### REQUIRED TASK:
The entries below are to be repeated exactly as they stand.

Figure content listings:
* start *
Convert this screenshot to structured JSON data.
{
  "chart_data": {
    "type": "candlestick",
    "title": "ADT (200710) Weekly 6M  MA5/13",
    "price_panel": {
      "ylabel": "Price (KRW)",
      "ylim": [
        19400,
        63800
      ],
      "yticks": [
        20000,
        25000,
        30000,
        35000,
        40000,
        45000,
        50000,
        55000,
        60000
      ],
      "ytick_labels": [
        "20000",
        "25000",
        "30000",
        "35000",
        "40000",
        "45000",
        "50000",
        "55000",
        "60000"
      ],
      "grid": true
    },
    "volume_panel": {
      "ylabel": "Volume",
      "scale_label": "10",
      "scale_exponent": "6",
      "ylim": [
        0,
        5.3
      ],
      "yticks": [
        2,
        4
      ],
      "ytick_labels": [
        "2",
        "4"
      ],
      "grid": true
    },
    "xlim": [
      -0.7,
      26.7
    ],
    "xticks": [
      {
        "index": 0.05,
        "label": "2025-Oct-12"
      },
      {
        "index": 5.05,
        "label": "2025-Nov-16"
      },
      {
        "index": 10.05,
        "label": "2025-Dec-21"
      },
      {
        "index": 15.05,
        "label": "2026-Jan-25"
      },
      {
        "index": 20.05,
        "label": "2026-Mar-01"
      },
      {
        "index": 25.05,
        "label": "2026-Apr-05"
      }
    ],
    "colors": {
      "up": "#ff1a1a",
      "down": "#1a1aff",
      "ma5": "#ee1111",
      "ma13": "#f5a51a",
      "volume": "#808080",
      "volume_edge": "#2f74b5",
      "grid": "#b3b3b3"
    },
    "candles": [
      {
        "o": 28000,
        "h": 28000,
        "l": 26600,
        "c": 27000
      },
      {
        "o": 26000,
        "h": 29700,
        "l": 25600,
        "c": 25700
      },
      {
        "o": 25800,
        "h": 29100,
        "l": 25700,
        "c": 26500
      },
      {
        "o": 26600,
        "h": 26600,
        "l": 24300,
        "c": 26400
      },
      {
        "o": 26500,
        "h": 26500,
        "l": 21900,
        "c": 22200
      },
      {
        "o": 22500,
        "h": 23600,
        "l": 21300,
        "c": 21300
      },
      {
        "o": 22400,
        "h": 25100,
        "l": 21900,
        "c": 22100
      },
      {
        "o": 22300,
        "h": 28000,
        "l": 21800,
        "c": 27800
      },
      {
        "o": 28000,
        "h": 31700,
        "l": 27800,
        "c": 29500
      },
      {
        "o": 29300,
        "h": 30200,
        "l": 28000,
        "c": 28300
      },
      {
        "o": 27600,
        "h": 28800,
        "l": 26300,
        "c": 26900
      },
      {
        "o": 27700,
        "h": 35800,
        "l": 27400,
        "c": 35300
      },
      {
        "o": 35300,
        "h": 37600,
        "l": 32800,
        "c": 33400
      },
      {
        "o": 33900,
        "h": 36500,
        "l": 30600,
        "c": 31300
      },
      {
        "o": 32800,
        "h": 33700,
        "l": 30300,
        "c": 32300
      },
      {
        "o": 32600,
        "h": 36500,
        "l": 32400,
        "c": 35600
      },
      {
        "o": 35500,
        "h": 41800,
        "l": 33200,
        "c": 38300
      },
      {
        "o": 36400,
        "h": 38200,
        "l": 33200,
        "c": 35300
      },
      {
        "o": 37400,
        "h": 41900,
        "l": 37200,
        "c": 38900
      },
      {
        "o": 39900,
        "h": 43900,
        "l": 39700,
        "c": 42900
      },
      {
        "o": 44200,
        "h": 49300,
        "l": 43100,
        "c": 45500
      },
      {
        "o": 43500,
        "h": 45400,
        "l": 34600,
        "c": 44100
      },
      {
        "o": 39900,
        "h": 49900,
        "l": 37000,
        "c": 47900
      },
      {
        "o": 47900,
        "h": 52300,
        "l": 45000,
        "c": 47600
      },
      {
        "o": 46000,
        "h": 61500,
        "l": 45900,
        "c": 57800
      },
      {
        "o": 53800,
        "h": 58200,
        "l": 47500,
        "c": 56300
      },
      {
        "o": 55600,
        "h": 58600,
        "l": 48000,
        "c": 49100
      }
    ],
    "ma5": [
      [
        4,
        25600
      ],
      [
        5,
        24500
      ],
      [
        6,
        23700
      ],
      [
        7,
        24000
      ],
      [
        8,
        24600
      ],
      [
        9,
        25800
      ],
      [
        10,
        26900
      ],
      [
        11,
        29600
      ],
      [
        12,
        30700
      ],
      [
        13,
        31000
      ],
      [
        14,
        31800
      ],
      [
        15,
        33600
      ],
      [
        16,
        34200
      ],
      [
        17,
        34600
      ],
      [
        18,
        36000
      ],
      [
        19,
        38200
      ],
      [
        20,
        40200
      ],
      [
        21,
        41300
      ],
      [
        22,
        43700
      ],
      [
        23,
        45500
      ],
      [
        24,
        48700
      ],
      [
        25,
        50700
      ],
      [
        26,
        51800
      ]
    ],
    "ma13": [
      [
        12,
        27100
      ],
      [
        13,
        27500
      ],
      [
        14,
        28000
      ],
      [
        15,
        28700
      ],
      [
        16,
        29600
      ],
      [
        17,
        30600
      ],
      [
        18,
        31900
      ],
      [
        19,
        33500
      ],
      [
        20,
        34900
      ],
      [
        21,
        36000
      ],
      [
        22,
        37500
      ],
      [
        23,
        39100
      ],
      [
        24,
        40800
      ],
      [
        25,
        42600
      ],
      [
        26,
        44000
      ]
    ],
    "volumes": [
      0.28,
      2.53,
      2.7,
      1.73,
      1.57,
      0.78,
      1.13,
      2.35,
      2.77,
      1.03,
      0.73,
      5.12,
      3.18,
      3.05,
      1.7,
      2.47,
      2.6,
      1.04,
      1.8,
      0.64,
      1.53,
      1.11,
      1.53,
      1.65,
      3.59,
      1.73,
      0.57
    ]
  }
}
* end *
### RESULT OF THIS EXERCISE:
Convert this screenshot to structured JSON data.
{
  "chart_data": {
    "type": "candlestick",
    "title": "ADT (200710) Weekly 6M  MA5/13",
    "price_panel": {
      "ylabel": "Price (KRW)",
      "ylim": [
        19400,
        63800
      ],
      "yticks": [
        20000,
        25000,
        30000,
        35000,
        40000,
        45000,
        50000,
        55000,
        60000
      ],
      "ytick_labels": [
        "20000",
        "25000",
        "30000",
        "35000",
        "40000",
        "45000",
        "50000",
        "55000",
        "60000"
      ],
      "grid": true
    },
    "volume_panel": {
      "ylabel": "Volume",
      "scale_label": "10",
      "scale_exponent": "6",
      "ylim": [
        0,
        5.3
      ],
      "yticks": [
        2,
        4
      ],
      "ytick_labels": [
        "2",
        "4"
      ],
      "grid": true
    },
    "xlim": [
      -0.7,
      26.7
    ],
    "xticks": [
      {
        "index": 0.05,
        "label": "2025-Oct-12"
      },
      {
        "index": 5.05,
        "label": "2025-Nov-16"
      },
      {
        "index": 10.05,
        "label": "2025-Dec-21"
      },
      {
        "index": 15.05,
        "label": "2026-Jan-25"
      },
      {
        "index": 20.05,
        "label": "2026-Mar-01"
      },
      {
        "index": 25.05,
        "label": "2026-Apr-05"
      }
    ],
    "colors": {
      "up": "#ff1a1a",
      "down": "#1a1aff",
      "ma5": "#ee1111",
      "ma13": "#f5a51a",
      "volume": "#808080",
      "volume_edge": "#2f74b5",
      "grid": "#b3b3b3"
    },
    "candles": [
      {
        "o": 28000,
        "h": 28000,
        "l": 26600,
        "c": 27000
      },
      {
        "o": 26000,
        "h": 29700,
        "l": 25600,
        "c": 25700
      },
      {
        "o": 25800,
        "h": 29100,
        "l": 25700,
        "c": 26500
      },
      {
        "o": 26600,
        "h": 26600,
        "l": 24300,
        "c": 26400
      },
      {
        "o": 26500,
        "h": 26500,
        "l": 21900,
        "c": 22200
      },
      {
        "o": 22500,
        "h": 23600,
        "l": 21300,
        "c": 21300
      },
      {
        "o": 22400,
        "h": 25100,
        "l": 21900,
        "c": 22100
      },
      {
        "o": 22300,
        "h": 28000,
        "l": 21800,
        "c": 27800
      },
      {
        "o": 28000,
        "h": 31700,
        "l": 27800,
        "c": 29500
      },
      {
        "o": 29300,
        "h": 30200,
        "l": 28000,
        "c": 28300
      },
      {
        "o": 27600,
        "h": 28800,
        "l": 26300,
        "c": 26900
      },
      {
        "o": 27700,
        "h": 35800,
        "l": 27400,
        "c": 35300
      },
      {
        "o": 35300,
        "h": 37600,
        "l": 32800,
        "c": 33400
      },
      {
        "o": 33900,
        "h": 36500,
        "l": 30600,
        "c": 31300
      },
      {
        "o": 32800,
        "h": 33700,
        "l": 30300,
        "c": 32300
      },
      {
        "o": 32600,
        "h": 36500,
        "l": 32400,
        "c": 35600
      },
      {
        "o": 35500,
        "h": 41800,
        "l": 33200,
        "c": 38300
      },
      {
        "o": 36400,
        "h": 38200,
        "l": 33200,
        "c": 35300
      },
      {
        "o": 37400,
        "h": 41900,
        "l": 37200,
        "c": 38900
      },
      {
        "o": 39900,
        "h": 43900,
        "l": 39700,
        "c": 42900
      },
      {
        "o": 44200,
        "h": 49300,
        "l": 43100,
        "c": 45500
      },
      {
        "o": 43500,
        "h": 45400,
        "l": 34600,
        "c": 44100
      },
      {
        "o": 39900,
        "h": 49900,
        "l": 37000,
        "c": 47900
      },
      {
        "o": 47900,
        "h": 52300,
        "l": 45000,
        "c": 47600
      },
      {
        "o": 46000,
        "h": 61500,
        "l": 45900,
        "c": 57800
      },
      {
        "o": 53800,
        "h": 58200,
        "l": 47500,
        "c": 56300
      },
      {
        "o": 55600,
        "h": 58600,
        "l": 48000,
        "c": 49100
      }
    ],
    "ma5": [
      [
        4,
        25600
      ],
      [
        5,
        24500
      ],
      [
        6,
        23700
      ],
      [
        7,
        24000
      ],
      [
        8,
        24600
      ],
      [
        9,
        25800
      ],
      [
        10,
        26900
      ],
      [
        11,
        29600
      ],
      [
        12,
        30700
      ],
      [
        13,
        31000
      ],
      [
        14,
        31800
      ],
      [
        15,
        33600
      ],
      [
        16,
        34200
      ],
      [
        17,
        34600
      ],
      [
        18,
        36000
      ],
      [
        19,
        38200
      ],
      [
        20,
        40200
      ],
      [
        21,
        41300
      ],
      [
        22,
        43700
      ],
      [
        23,
        45500
      ],
      [
        24,
        48700
      ],
      [
        25,
        50700
      ],
      [
        26,
        51800
      ]
    ],
    "ma13": [
      [
        12,
        27100
      ],
      [
        13,
        27500
      ],
      [
        14,
        28000
      ],
      [
        15,
        28700
      ],
      [
        16,
        29600
      ],
      [
        17,
        30600
      ],
      [
        18,
        31900
      ],
      [
        19,
        33500
      ],
      [
        20,
        34900
      ],
      [
        21,
        36000
      ],
      [
        22,
        37500
      ],
      [
        23,
        39100
      ],
      [
        24,
        40800
      ],
      [
        25,
        42600
      ],
      [
        26,
        44000
      ]
    ],
    "volumes": [
      0.28,
      2.53,
      2.7,
      1.73,
      1.57,
      0.78,
      1.13,
      2.35,
      2.77,
      1.03,
      0.73,
      5.12,
      3.18,
      3.05,
      1.7,
      2.47,
      2.6,
      1.04,
      1.8,
      0.64,
      1.53,
      1.11,
      1.53,
      1.65,
      3.59,
      1.73,
      0.57
    ]
  }
}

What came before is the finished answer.